RECORD LIST
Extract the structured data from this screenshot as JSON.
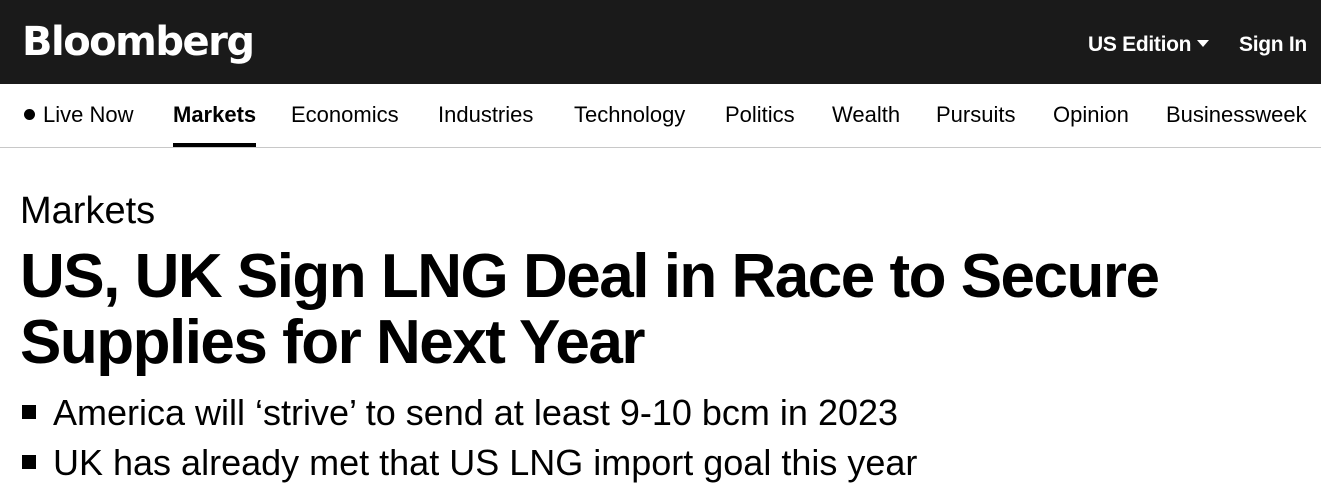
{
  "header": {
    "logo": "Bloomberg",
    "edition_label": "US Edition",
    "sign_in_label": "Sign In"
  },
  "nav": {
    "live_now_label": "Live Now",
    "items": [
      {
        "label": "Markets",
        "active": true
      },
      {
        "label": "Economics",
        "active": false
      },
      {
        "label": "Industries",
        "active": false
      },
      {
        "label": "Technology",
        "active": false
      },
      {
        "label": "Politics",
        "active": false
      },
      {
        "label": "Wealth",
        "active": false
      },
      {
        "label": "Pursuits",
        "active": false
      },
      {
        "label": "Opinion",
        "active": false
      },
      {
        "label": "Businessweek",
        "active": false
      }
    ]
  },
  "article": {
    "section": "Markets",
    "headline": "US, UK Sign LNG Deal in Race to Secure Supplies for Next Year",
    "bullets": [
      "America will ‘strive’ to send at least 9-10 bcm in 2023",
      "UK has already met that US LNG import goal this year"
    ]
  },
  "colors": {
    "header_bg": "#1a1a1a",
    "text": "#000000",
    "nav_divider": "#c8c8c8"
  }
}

--

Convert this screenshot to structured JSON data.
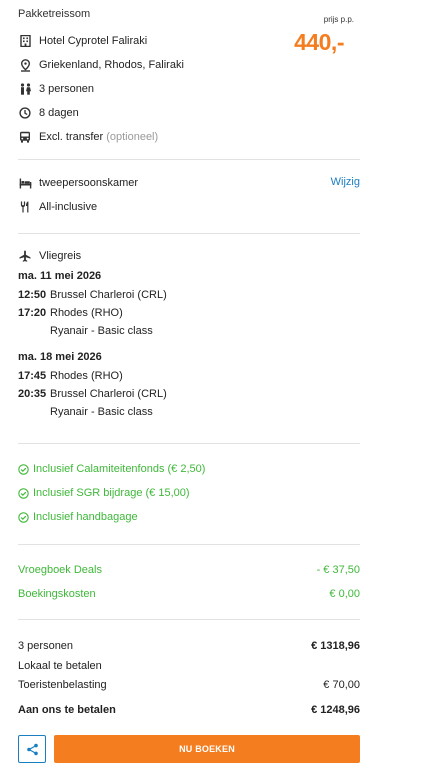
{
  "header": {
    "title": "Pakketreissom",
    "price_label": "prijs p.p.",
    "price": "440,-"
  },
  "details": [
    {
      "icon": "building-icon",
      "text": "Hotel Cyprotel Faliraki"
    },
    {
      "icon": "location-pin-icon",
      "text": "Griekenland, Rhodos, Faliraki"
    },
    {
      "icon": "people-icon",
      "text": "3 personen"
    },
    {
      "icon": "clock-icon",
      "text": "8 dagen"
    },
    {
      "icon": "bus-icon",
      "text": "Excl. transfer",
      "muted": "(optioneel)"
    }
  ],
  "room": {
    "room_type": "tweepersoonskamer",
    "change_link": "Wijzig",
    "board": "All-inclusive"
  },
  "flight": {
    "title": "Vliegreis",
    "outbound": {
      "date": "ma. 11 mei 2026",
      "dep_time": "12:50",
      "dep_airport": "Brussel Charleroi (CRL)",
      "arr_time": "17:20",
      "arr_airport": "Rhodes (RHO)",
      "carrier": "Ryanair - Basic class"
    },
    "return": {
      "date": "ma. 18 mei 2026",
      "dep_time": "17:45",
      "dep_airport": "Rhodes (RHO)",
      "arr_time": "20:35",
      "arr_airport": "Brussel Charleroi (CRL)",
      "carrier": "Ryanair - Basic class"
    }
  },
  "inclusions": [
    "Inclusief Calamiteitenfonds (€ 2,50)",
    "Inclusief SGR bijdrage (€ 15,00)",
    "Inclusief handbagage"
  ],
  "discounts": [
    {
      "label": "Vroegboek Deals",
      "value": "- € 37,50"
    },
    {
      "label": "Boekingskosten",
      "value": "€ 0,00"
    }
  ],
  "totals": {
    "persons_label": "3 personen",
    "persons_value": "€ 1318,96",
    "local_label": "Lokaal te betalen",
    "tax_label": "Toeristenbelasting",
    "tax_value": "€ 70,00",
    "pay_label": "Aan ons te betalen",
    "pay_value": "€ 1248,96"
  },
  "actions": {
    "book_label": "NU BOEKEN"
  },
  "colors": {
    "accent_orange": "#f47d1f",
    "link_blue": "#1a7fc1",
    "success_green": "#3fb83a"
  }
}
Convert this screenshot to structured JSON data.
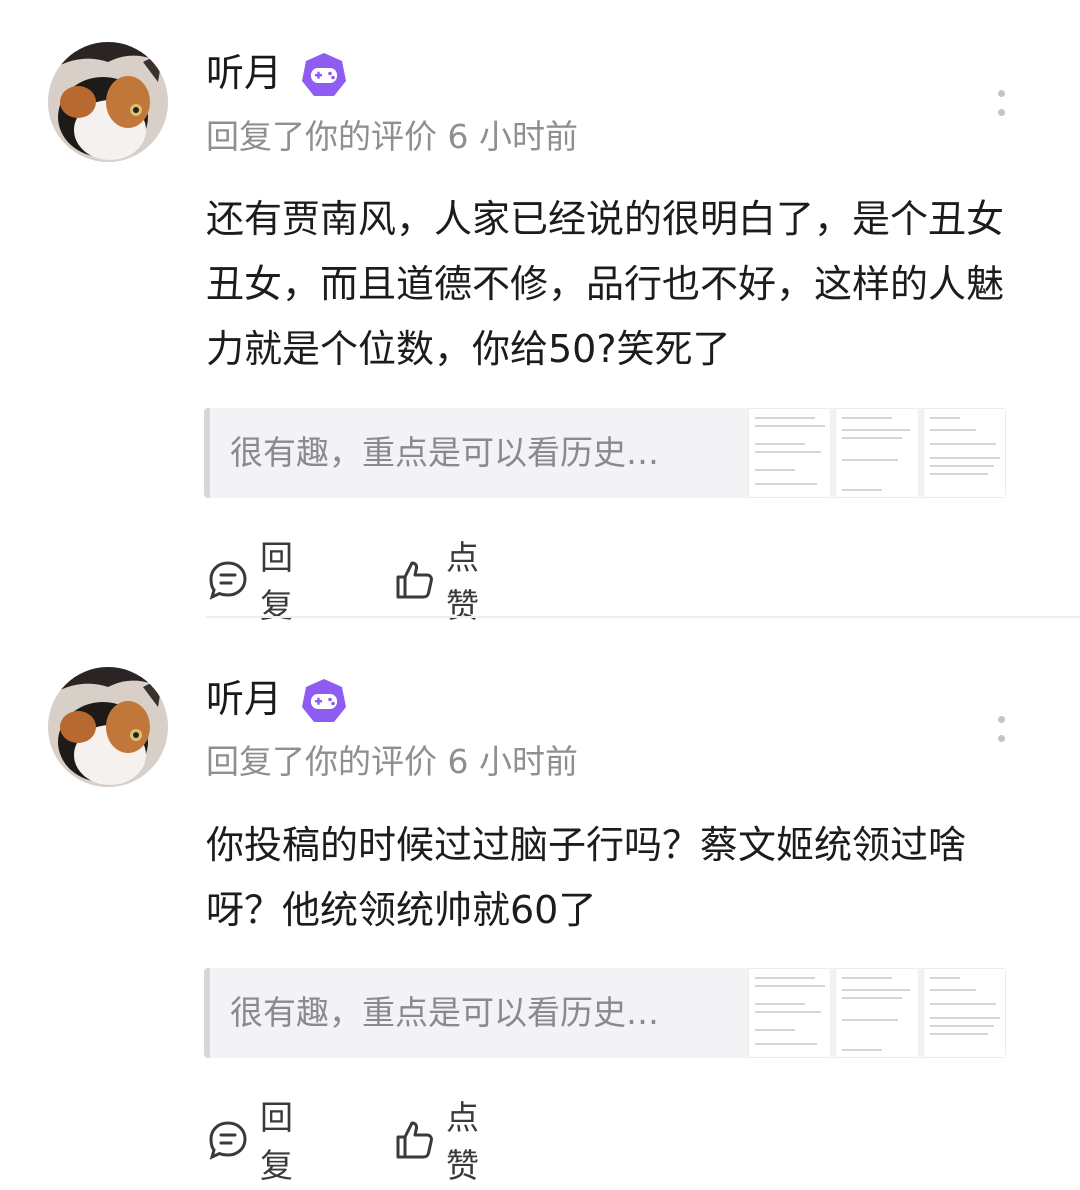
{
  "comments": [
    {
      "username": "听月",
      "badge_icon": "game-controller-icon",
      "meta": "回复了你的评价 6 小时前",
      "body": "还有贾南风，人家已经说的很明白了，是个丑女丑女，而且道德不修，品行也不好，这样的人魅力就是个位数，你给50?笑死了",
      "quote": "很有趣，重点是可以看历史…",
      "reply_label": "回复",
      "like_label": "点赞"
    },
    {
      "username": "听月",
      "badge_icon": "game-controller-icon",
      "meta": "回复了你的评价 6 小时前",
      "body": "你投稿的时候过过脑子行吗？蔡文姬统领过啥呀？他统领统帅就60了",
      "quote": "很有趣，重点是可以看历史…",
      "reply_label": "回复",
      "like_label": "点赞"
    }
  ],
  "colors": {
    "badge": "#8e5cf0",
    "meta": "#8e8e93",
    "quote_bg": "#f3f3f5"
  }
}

STATED GOAL
Where a line contains "Brussel", copy that line.

EXERCISE OUTPUT
      "dep_airport": "Brussel Charleroi (CRL)",
      "arr_airport": "Brussel Charleroi (CRL)",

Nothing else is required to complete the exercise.